◆ **DIRECTIONS**
Will you print the material below without altering a single character?

◆ **DATA SUPPLIED**
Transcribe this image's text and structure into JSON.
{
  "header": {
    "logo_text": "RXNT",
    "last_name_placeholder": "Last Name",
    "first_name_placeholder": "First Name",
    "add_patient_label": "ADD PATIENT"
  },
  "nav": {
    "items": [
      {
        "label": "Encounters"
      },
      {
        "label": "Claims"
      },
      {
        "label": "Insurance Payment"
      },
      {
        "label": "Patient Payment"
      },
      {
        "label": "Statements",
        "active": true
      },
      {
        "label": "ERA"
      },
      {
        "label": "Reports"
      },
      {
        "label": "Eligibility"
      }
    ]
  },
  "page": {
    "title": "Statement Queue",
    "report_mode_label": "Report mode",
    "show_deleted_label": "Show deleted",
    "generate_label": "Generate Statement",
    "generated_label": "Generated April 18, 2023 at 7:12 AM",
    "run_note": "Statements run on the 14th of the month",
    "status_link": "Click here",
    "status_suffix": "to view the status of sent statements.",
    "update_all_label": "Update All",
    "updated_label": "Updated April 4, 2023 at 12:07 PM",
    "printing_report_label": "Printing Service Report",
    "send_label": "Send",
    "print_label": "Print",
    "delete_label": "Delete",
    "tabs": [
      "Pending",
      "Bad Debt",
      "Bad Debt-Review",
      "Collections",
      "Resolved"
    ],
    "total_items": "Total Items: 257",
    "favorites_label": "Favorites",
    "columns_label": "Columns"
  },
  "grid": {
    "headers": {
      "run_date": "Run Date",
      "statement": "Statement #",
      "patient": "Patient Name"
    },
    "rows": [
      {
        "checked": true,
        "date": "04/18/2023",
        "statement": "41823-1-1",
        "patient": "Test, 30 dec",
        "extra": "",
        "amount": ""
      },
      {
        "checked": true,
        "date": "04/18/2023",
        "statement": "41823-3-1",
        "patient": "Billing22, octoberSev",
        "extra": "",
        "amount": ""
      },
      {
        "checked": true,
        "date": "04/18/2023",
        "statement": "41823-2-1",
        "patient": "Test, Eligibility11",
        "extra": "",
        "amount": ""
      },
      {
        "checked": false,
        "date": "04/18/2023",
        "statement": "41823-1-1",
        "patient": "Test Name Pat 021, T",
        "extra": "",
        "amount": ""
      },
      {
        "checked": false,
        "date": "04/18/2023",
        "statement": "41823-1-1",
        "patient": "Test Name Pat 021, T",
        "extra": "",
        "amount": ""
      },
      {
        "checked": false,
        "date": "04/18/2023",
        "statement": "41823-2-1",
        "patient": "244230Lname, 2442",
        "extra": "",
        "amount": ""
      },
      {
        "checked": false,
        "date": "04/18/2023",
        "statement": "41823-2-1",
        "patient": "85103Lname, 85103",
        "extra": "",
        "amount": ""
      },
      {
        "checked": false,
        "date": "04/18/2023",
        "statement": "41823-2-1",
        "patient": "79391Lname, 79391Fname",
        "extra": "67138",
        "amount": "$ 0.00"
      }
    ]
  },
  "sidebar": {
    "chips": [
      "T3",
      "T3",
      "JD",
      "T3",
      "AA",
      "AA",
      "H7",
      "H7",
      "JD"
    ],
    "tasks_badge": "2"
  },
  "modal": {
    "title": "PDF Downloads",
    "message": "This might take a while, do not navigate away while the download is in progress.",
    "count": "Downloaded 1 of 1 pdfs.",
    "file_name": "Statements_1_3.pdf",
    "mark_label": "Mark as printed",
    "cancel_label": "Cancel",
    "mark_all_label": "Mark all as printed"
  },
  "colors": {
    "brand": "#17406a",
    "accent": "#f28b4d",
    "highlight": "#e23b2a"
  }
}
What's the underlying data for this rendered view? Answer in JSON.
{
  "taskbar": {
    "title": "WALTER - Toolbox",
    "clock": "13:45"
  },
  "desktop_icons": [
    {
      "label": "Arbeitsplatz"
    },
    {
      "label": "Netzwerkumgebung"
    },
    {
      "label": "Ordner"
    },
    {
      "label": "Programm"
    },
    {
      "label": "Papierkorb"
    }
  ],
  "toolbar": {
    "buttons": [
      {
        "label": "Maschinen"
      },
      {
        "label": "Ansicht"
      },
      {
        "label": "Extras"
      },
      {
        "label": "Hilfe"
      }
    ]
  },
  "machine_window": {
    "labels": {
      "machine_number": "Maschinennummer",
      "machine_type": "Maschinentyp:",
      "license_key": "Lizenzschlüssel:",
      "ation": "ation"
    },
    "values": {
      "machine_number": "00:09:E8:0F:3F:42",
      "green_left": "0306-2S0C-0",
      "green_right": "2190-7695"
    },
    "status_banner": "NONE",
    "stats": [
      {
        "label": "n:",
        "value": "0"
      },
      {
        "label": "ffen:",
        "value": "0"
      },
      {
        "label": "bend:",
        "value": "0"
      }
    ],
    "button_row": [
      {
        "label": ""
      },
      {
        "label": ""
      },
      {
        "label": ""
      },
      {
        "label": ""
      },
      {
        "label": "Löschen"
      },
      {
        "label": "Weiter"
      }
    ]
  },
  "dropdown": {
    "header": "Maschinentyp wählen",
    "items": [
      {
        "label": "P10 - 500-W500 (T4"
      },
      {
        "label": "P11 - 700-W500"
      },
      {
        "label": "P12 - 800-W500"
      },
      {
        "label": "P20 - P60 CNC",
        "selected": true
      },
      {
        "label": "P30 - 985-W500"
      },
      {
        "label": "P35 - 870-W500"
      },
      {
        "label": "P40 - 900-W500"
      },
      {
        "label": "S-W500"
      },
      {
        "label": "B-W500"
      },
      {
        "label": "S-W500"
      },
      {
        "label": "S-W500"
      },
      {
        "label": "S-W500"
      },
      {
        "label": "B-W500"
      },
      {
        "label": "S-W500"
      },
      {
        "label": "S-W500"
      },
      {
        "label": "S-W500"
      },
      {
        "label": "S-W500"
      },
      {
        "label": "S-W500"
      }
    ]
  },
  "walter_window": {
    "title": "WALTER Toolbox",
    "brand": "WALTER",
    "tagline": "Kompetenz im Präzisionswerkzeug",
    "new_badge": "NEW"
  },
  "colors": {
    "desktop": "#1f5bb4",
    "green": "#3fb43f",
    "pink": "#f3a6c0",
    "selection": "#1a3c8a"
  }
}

◆ **OUTPUT FOR THIS EXERCISE**
Transcribe this image's text and structure into JSON.
{
  "header": {
    "logo_text": "RXNT",
    "last_name_placeholder": "Last Name",
    "first_name_placeholder": "First Name",
    "add_patient_label": "ADD PATIENT"
  },
  "nav": {
    "items": [
      {
        "label": "Encounters"
      },
      {
        "label": "Claims"
      },
      {
        "label": "Insurance Payment"
      },
      {
        "label": "Patient Payment"
      },
      {
        "label": "Statements",
        "active": true
      },
      {
        "label": "ERA"
      },
      {
        "label": "Reports"
      },
      {
        "label": "Eligibility"
      }
    ]
  },
  "page": {
    "title": "Statement Queue",
    "report_mode_label": "Report mode",
    "show_deleted_label": "Show deleted",
    "generate_label": "Generate Statement",
    "generated_label": "Generated April 18, 2023 at 7:12 AM",
    "run_note": "Statements run on the 14th of the month",
    "status_link": "Click here",
    "status_suffix": "to view the status of sent statements.",
    "update_all_label": "Update All",
    "updated_label": "Updated April 4, 2023 at 12:07 PM",
    "printing_report_label": "Printing Service Report",
    "send_label": "Send",
    "print_label": "Print",
    "delete_label": "Delete",
    "tabs": [
      "Pending",
      "Bad Debt",
      "Bad Debt-Review",
      "Collections",
      "Resolved"
    ],
    "total_items": "Total Items: 257",
    "favorites_label": "Favorites",
    "columns_label": "Columns"
  },
  "grid": {
    "headers": {
      "run_date": "Run Date",
      "statement": "Statement #",
      "patient": "Patient Name"
    },
    "rows": [
      {
        "checked": true,
        "date": "04/18/2023",
        "statement": "41823-1-1",
        "patient": "Test, 30 dec",
        "extra": "",
        "amount": ""
      },
      {
        "checked": true,
        "date": "04/18/2023",
        "statement": "41823-3-1",
        "patient": "Billing22, octoberSev",
        "extra": "",
        "amount": ""
      },
      {
        "checked": true,
        "date": "04/18/2023",
        "statement": "41823-2-1",
        "patient": "Test, Eligibility11",
        "extra": "",
        "amount": ""
      },
      {
        "checked": false,
        "date": "04/18/2023",
        "statement": "41823-1-1",
        "patient": "Test Name Pat 021, T",
        "extra": "",
        "amount": ""
      },
      {
        "checked": false,
        "date": "04/18/2023",
        "statement": "41823-1-1",
        "patient": "Test Name Pat 021, T",
        "extra": "",
        "amount": ""
      },
      {
        "checked": false,
        "date": "04/18/2023",
        "statement": "41823-2-1",
        "patient": "244230Lname, 2442",
        "extra": "",
        "amount": ""
      },
      {
        "checked": false,
        "date": "04/18/2023",
        "statement": "41823-2-1",
        "patient": "85103Lname, 85103",
        "extra": "",
        "amount": ""
      },
      {
        "checked": false,
        "date": "04/18/2023",
        "statement": "41823-2-1",
        "patient": "79391Lname, 79391Fname",
        "extra": "67138",
        "amount": "$ 0.00"
      }
    ]
  },
  "sidebar": {
    "chips": [
      "T3",
      "T3",
      "JD",
      "T3",
      "AA",
      "AA",
      "H7",
      "H7",
      "JD"
    ],
    "tasks_badge": "2"
  },
  "modal": {
    "title": "PDF Downloads",
    "message": "This might take a while, do not navigate away while the download is in progress.",
    "count": "Downloaded 1 of 1 pdfs.",
    "file_name": "Statements_1_3.pdf",
    "mark_label": "Mark as printed",
    "cancel_label": "Cancel",
    "mark_all_label": "Mark all as printed"
  },
  "colors": {
    "brand": "#17406a",
    "accent": "#f28b4d",
    "highlight": "#e23b2a"
  }
}
What's the underlying data for this rendered view? Answer in JSON.
{
  "taskbar": {
    "title": "WALTER - Toolbox",
    "clock": "13:45"
  },
  "desktop_icons": [
    {
      "label": "Arbeitsplatz"
    },
    {
      "label": "Netzwerkumgebung"
    },
    {
      "label": "Ordner"
    },
    {
      "label": "Programm"
    },
    {
      "label": "Papierkorb"
    }
  ],
  "toolbar": {
    "buttons": [
      {
        "label": "Maschinen"
      },
      {
        "label": "Ansicht"
      },
      {
        "label": "Extras"
      },
      {
        "label": "Hilfe"
      }
    ]
  },
  "machine_window": {
    "labels": {
      "machine_number": "Maschinennummer",
      "machine_type": "Maschinentyp:",
      "license_key": "Lizenzschlüssel:",
      "ation": "ation"
    },
    "values": {
      "machine_number": "00:09:E8:0F:3F:42",
      "green_left": "0306-2S0C-0",
      "green_right": "2190-7695"
    },
    "status_banner": "NONE",
    "stats": [
      {
        "label": "n:",
        "value": "0"
      },
      {
        "label": "ffen:",
        "value": "0"
      },
      {
        "label": "bend:",
        "value": "0"
      }
    ],
    "button_row": [
      {
        "label": ""
      },
      {
        "label": ""
      },
      {
        "label": ""
      },
      {
        "label": ""
      },
      {
        "label": "Löschen"
      },
      {
        "label": "Weiter"
      }
    ]
  },
  "dropdown": {
    "header": "Maschinentyp wählen",
    "items": [
      {
        "label": "P10 - 500-W500 (T4"
      },
      {
        "label": "P11 - 700-W500"
      },
      {
        "label": "P12 - 800-W500"
      },
      {
        "label": "P20 - P60 CNC",
        "selected": true
      },
      {
        "label": "P30 - 985-W500"
      },
      {
        "label": "P35 - 870-W500"
      },
      {
        "label": "P40 - 900-W500"
      },
      {
        "label": "S-W500"
      },
      {
        "label": "B-W500"
      },
      {
        "label": "S-W500"
      },
      {
        "label": "S-W500"
      },
      {
        "label": "S-W500"
      },
      {
        "label": "B-W500"
      },
      {
        "label": "S-W500"
      },
      {
        "label": "S-W500"
      },
      {
        "label": "S-W500"
      },
      {
        "label": "S-W500"
      },
      {
        "label": "S-W500"
      }
    ]
  },
  "walter_window": {
    "title": "WALTER Toolbox",
    "brand": "WALTER",
    "tagline": "Kompetenz im Präzisionswerkzeug",
    "new_badge": "NEW"
  },
  "colors": {
    "desktop": "#1f5bb4",
    "green": "#3fb43f",
    "pink": "#f3a6c0",
    "selection": "#1a3c8a"
  }
}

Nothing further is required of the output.